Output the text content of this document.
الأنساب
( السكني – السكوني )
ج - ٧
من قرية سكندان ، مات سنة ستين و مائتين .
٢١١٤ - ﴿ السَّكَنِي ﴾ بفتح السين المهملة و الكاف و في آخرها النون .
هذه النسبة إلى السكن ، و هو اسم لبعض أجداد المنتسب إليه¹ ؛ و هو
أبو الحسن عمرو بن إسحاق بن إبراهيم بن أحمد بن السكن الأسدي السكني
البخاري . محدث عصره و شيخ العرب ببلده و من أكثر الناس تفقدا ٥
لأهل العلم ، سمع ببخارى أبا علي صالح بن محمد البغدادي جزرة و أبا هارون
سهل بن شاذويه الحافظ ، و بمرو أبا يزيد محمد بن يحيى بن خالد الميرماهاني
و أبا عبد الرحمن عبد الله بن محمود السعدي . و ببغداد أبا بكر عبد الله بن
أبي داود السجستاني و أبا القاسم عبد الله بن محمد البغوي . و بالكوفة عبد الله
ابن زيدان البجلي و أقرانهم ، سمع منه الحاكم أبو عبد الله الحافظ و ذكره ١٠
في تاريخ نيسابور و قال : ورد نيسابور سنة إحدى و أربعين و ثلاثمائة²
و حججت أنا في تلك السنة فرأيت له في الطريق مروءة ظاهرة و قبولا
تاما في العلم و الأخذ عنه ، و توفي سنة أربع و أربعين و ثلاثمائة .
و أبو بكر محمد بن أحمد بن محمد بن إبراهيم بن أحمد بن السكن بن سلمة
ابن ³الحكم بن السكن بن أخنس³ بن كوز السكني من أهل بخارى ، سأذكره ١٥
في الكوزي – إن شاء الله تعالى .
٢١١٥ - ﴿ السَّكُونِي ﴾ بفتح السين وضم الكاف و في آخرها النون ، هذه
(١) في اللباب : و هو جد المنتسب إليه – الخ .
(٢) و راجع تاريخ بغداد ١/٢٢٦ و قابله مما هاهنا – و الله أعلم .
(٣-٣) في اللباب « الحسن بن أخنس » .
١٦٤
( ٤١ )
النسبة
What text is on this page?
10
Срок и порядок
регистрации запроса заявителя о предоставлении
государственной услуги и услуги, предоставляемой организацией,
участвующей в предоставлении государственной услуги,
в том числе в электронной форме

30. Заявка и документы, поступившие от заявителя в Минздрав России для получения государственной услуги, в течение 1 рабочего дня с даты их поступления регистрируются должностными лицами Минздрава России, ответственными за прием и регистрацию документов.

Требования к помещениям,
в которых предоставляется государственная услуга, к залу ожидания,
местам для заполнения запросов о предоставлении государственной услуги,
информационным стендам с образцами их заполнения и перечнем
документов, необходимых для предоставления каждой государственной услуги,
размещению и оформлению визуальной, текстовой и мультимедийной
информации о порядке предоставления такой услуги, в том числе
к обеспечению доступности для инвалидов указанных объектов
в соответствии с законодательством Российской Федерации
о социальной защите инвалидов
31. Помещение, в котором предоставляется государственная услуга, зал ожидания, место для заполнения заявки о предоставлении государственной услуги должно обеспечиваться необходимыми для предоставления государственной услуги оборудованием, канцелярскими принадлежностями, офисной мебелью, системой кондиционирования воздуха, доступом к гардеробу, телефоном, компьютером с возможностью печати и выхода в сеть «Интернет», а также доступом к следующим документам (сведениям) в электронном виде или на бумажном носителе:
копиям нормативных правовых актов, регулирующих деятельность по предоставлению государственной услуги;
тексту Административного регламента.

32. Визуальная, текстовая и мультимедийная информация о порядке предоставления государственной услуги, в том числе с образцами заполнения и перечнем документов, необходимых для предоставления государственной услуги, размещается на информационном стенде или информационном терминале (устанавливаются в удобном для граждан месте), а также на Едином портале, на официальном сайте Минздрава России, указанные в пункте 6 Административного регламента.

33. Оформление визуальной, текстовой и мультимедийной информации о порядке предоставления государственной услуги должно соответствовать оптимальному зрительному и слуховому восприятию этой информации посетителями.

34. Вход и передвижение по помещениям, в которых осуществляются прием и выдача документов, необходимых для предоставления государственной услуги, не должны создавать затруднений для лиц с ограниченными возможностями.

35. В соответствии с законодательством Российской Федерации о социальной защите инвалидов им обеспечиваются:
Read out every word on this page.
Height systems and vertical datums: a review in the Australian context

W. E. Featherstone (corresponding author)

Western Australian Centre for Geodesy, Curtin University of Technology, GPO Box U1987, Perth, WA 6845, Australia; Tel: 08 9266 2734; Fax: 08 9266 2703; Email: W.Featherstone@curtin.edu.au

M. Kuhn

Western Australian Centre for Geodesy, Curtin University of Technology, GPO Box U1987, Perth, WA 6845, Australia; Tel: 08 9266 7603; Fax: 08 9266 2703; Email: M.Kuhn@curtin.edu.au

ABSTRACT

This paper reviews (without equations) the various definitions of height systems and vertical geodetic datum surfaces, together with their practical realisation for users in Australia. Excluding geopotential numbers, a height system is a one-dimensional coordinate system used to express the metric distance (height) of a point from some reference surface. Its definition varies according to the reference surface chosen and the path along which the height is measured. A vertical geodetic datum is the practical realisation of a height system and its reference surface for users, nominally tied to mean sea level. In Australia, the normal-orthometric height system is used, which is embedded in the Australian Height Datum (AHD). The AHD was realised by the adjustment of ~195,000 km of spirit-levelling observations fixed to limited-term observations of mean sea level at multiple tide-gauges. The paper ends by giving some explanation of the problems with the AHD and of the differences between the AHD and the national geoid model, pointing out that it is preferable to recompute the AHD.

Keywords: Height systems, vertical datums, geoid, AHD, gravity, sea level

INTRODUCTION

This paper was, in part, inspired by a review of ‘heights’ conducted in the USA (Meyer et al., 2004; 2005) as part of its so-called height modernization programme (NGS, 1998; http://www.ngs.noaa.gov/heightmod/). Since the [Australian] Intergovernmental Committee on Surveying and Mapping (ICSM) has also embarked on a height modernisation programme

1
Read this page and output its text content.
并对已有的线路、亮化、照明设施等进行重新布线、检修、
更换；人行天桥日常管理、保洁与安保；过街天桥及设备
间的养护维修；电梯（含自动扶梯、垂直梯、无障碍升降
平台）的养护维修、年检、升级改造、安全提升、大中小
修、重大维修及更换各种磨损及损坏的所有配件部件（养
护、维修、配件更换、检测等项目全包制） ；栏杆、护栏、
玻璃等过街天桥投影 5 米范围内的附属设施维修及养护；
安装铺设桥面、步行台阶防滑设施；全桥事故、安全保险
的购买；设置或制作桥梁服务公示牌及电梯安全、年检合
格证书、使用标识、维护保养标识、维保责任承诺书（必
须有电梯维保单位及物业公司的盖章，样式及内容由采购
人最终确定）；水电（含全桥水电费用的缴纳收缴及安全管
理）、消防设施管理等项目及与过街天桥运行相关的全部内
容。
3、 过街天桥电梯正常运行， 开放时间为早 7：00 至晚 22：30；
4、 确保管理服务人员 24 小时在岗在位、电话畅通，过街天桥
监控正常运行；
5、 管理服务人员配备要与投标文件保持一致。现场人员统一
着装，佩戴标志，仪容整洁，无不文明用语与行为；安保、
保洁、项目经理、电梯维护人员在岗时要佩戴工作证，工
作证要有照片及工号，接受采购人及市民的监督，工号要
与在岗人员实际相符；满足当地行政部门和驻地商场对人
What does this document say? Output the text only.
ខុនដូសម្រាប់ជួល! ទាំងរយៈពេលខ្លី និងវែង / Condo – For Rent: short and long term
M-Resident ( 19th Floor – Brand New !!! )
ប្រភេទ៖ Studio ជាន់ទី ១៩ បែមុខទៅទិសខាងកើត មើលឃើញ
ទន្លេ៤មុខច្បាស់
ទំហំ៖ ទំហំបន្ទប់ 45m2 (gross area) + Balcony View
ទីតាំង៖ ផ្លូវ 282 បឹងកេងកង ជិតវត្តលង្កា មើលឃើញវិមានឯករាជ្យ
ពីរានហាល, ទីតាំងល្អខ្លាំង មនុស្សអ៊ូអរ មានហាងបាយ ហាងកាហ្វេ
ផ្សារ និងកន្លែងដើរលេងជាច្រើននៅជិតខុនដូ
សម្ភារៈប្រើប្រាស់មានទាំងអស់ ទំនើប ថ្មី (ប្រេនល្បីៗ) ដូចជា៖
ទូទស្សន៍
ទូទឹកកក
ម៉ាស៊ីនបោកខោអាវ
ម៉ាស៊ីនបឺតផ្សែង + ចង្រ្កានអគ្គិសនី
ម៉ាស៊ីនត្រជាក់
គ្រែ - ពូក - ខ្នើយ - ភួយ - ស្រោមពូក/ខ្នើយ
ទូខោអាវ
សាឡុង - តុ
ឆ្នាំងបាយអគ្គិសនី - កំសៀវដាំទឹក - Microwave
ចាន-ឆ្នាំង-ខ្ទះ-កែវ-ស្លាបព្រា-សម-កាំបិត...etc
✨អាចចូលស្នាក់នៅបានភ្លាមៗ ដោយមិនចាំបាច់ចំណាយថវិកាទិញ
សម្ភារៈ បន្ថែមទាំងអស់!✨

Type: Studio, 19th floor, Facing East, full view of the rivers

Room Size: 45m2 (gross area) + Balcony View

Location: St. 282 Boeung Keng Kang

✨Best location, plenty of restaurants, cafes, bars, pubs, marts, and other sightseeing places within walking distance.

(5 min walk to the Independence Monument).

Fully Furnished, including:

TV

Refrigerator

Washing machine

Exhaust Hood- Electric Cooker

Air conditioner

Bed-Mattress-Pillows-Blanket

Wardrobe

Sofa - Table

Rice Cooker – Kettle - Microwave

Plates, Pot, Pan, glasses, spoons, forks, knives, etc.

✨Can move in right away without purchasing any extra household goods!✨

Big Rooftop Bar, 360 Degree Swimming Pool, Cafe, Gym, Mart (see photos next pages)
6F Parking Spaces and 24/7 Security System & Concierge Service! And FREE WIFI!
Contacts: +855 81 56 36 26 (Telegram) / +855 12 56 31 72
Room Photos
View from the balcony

What is required
Give only the count of lines in the data that include the string "النون".

Output
2